EXERCISE GOAL: Copy each line containing the word "always" from the records that follow, please.

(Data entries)
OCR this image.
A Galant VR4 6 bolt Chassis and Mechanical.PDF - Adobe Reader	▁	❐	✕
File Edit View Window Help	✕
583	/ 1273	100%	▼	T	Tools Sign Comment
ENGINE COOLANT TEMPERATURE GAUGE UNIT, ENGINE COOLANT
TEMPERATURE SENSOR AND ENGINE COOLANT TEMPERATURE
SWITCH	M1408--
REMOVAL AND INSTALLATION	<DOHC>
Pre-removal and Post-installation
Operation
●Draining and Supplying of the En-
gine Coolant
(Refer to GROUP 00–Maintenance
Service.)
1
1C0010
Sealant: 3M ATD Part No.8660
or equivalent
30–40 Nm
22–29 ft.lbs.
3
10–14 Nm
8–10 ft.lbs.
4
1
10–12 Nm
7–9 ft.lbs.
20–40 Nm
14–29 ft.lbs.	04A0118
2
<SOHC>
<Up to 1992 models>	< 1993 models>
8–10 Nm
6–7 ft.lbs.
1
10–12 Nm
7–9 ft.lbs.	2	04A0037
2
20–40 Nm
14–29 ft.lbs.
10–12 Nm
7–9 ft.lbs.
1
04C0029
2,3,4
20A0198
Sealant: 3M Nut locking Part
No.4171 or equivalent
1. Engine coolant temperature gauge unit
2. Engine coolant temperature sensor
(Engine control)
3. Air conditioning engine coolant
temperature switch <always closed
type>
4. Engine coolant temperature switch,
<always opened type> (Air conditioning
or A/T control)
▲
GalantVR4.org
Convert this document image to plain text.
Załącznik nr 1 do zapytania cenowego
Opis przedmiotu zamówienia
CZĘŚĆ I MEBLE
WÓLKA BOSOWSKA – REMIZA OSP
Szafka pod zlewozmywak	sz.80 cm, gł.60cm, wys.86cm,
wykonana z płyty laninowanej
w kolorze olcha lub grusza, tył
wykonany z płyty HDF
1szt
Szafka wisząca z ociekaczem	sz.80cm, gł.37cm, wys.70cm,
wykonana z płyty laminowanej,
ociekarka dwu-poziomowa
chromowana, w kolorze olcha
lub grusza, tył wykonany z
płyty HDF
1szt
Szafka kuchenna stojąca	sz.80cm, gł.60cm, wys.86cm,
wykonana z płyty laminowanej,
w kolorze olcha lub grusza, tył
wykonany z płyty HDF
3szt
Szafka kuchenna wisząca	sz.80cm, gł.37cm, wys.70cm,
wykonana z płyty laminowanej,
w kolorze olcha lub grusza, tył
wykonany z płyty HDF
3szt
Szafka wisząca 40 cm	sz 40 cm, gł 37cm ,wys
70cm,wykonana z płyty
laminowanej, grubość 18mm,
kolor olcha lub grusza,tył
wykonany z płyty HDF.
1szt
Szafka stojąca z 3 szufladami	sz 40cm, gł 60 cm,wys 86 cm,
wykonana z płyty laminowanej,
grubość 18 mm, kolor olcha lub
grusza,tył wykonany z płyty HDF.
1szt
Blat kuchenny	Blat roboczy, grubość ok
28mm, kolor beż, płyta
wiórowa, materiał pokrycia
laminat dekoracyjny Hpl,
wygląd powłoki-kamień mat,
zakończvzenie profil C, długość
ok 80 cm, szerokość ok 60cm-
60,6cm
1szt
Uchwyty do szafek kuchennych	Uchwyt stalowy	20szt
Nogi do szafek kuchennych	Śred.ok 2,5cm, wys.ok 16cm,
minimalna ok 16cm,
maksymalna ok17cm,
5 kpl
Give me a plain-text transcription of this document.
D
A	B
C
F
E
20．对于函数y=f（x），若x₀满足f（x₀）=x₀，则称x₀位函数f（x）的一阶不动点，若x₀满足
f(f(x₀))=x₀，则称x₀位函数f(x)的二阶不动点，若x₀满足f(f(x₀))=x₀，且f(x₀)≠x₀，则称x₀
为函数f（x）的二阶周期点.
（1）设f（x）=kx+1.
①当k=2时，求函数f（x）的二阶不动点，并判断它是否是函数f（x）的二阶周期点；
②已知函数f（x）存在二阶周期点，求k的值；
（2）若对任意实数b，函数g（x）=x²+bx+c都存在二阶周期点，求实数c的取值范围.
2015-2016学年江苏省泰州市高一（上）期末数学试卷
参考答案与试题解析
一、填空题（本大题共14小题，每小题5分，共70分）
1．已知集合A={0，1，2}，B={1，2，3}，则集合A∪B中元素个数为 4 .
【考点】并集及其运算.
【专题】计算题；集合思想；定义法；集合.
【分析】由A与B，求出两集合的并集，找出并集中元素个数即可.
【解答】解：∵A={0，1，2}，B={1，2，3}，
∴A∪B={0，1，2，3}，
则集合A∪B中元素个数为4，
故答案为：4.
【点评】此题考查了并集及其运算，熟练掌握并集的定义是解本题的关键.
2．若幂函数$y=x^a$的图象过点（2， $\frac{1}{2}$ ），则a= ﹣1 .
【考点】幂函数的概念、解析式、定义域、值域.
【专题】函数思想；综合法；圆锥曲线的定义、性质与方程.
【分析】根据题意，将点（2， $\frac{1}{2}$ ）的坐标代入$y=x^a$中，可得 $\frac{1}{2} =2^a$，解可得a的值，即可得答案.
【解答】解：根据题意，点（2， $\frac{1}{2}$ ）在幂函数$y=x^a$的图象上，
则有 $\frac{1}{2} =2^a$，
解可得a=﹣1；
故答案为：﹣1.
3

ANSWER TO THE TASK:
temperature switch <always closed
<always opened type> (Air conditioning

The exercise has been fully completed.